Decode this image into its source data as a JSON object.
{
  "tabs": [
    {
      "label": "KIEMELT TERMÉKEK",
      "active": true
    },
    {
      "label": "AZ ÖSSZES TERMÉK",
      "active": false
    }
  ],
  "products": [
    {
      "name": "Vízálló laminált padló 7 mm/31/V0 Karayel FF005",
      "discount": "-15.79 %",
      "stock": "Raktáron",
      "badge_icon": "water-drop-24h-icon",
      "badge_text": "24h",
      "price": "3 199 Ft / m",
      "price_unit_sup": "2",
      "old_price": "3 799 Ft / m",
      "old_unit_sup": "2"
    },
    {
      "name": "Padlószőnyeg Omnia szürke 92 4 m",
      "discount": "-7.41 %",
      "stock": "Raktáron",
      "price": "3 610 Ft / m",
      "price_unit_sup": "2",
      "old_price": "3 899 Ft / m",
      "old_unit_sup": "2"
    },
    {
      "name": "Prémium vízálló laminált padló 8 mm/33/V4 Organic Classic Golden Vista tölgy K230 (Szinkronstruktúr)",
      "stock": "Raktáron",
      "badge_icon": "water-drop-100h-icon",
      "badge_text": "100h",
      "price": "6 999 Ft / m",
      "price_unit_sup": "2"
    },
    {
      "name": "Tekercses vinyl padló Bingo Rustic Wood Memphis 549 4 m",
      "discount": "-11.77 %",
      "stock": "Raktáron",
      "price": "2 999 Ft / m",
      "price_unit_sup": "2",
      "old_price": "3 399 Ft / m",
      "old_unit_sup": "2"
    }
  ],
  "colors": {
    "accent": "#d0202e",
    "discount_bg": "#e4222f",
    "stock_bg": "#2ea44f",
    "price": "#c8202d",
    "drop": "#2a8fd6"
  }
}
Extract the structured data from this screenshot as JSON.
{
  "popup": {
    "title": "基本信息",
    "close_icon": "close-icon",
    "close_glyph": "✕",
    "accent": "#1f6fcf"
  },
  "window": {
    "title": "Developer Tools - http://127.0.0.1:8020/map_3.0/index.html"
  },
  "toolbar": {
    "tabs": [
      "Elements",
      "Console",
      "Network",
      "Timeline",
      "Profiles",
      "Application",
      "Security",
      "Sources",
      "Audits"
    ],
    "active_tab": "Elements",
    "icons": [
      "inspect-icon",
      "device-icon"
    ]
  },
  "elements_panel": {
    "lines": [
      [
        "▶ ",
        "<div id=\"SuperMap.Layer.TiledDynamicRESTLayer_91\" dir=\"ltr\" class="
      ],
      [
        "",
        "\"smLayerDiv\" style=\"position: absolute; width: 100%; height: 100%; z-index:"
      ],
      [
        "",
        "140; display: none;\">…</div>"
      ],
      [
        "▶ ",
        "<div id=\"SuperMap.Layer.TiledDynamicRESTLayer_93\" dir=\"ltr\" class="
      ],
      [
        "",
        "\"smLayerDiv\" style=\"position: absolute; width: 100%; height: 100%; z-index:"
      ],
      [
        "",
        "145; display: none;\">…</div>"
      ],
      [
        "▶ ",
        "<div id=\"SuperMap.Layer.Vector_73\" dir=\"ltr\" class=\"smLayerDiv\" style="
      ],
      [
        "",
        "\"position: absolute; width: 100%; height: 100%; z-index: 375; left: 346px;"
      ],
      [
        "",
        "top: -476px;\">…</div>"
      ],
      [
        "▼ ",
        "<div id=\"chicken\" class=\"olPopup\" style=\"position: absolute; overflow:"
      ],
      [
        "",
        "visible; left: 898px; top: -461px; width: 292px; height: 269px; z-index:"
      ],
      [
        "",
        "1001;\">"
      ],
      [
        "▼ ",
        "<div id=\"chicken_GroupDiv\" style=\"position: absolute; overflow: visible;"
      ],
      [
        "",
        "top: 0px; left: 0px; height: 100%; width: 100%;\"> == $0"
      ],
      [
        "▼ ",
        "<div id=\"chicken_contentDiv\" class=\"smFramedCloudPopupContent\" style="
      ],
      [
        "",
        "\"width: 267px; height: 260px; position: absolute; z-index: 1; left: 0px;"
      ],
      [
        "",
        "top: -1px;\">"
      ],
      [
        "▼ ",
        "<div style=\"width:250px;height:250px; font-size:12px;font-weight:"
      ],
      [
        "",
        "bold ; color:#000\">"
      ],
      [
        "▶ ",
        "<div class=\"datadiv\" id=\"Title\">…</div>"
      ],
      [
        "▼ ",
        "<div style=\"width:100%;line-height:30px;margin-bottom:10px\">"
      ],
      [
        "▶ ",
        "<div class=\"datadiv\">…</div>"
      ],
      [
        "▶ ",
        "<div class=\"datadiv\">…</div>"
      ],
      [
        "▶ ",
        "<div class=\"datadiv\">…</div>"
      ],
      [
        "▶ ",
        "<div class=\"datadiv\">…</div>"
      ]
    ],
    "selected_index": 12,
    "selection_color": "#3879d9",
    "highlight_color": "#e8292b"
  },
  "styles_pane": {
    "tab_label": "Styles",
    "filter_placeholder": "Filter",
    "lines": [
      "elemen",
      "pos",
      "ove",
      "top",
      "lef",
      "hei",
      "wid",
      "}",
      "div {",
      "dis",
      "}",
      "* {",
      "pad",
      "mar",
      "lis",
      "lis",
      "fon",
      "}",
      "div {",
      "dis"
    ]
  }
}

Work to be completed -> Locate the lines above that hold the word "name". Show every one of them.

Result for this exercise ->
      "name": "Vízálló laminált padló 7 mm/31/V0 Karayel FF005",
      "name": "Padlószőnyeg Omnia szürke 92 4 m",
      "name": "Prémium vízálló laminált padló 8 mm/33/V4 Organic Classic Golden Vista tölgy K230 (Szinkronstruktúr)",
      "name": "Tekercses vinyl padló Bingo Rustic Wood Memphis 549 4 m",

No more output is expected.